• **Goal**:
Pick out each line with the word "数字化设计与制造技术" from the material that follows.

(Stored records)
********
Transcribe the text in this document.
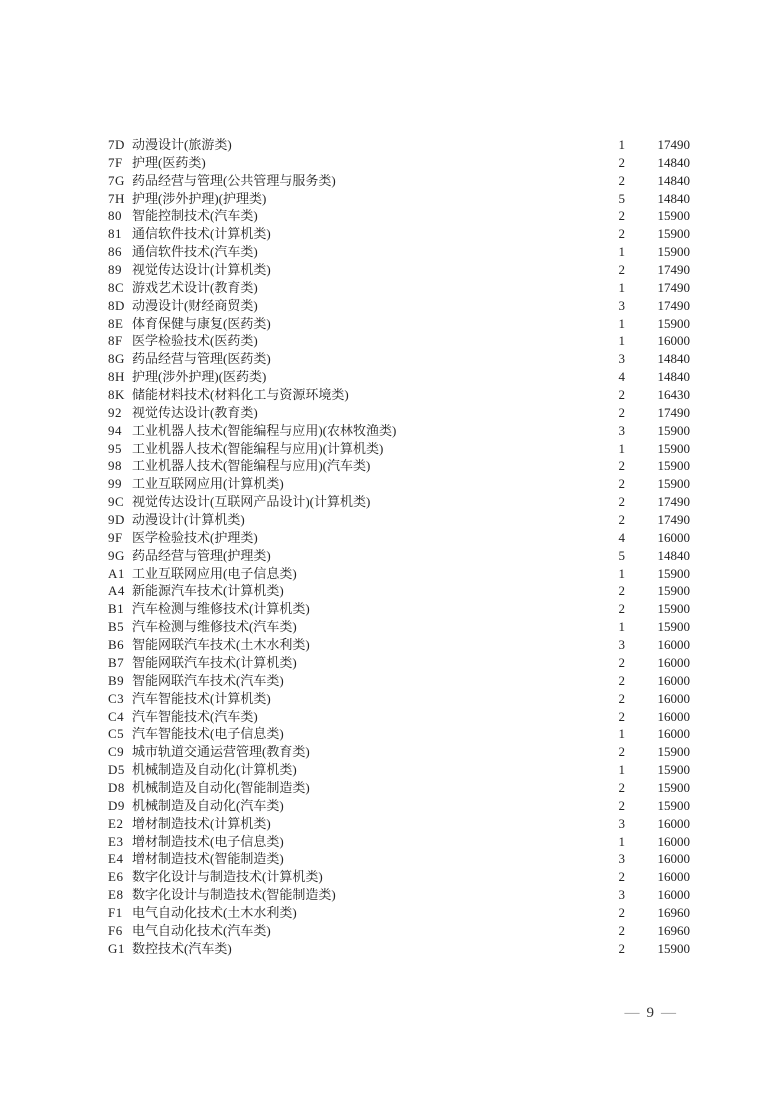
7D 动漫设计(旅游类)	1	17490
7F 护理(医药类)	2	14840
7G 药品经营与管理(公共管理与服务类)	2	14840
7H 护理(涉外护理)(护理类)	5	14840
80 智能控制技术(汽车类)	2	15900
81 通信软件技术(计算机类)	2	15900
86 通信软件技术(汽车类)	1	15900
89 视觉传达设计(计算机类)	2	17490
8C 游戏艺术设计(教育类)	1	17490
8D 动漫设计(财经商贸类)	3	17490
8E 体育保健与康复(医药类)	1	15900
8F 医学检验技术(医药类)	1	16000
8G 药品经营与管理(医药类)	3	14840
8H 护理(涉外护理)(医药类)	4	14840
8K 储能材料技术(材料化工与资源环境类)	2	16430
92 视觉传达设计(教育类)	2	17490
94 工业机器人技术(智能编程与应用)(农林牧渔类)	3	15900
95 工业机器人技术(智能编程与应用)(计算机类)	1	15900
98 工业机器人技术(智能编程与应用)(汽车类)	2	15900
99 工业互联网应用(计算机类)	2	15900
9C 视觉传达设计(互联网产品设计)(计算机类)	2	17490
9D 动漫设计(计算机类)	2	17490
9F 医学检验技术(护理类)	4	16000
9G 药品经营与管理(护理类)	5	14840
A1 工业互联网应用(电子信息类)	1	15900
A4 新能源汽车技术(计算机类)	2	15900
B1 汽车检测与维修技术(计算机类)	2	15900
B5 汽车检测与维修技术(汽车类)	1	15900
B6 智能网联汽车技术(土木水利类)	3	16000
B7 智能网联汽车技术(计算机类)	2	16000
B9 智能网联汽车技术(汽车类)	2	16000
C3 汽车智能技术(计算机类)	2	16000
C4 汽车智能技术(汽车类)	2	16000
C5 汽车智能技术(电子信息类)	1	16000
C9 城市轨道交通运营管理(教育类)	2	15900
D5 机械制造及自动化(计算机类)	1	15900
D8 机械制造及自动化(智能制造类)	2	15900
D9 机械制造及自动化(汽车类)	2	15900
E2 增材制造技术(计算机类)	3	16000
E3 增材制造技术(电子信息类)	1	16000
E4 增材制造技术(智能制造类)	3	16000
E6 数字化设计与制造技术(计算机类)	2	16000
E8 数字化设计与制造技术(智能制造类)	3	16000
F1 电气自动化技术(土木水利类)	2	16960
F6 电气自动化技术(汽车类)	2	16960
G1 数控技术(汽车类)	2	15900
— 9 —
********
• **Solution**:
E6 数字化设计与制造技术(计算机类)	2	16000
E8 数字化设计与制造技术(智能制造类)	3	16000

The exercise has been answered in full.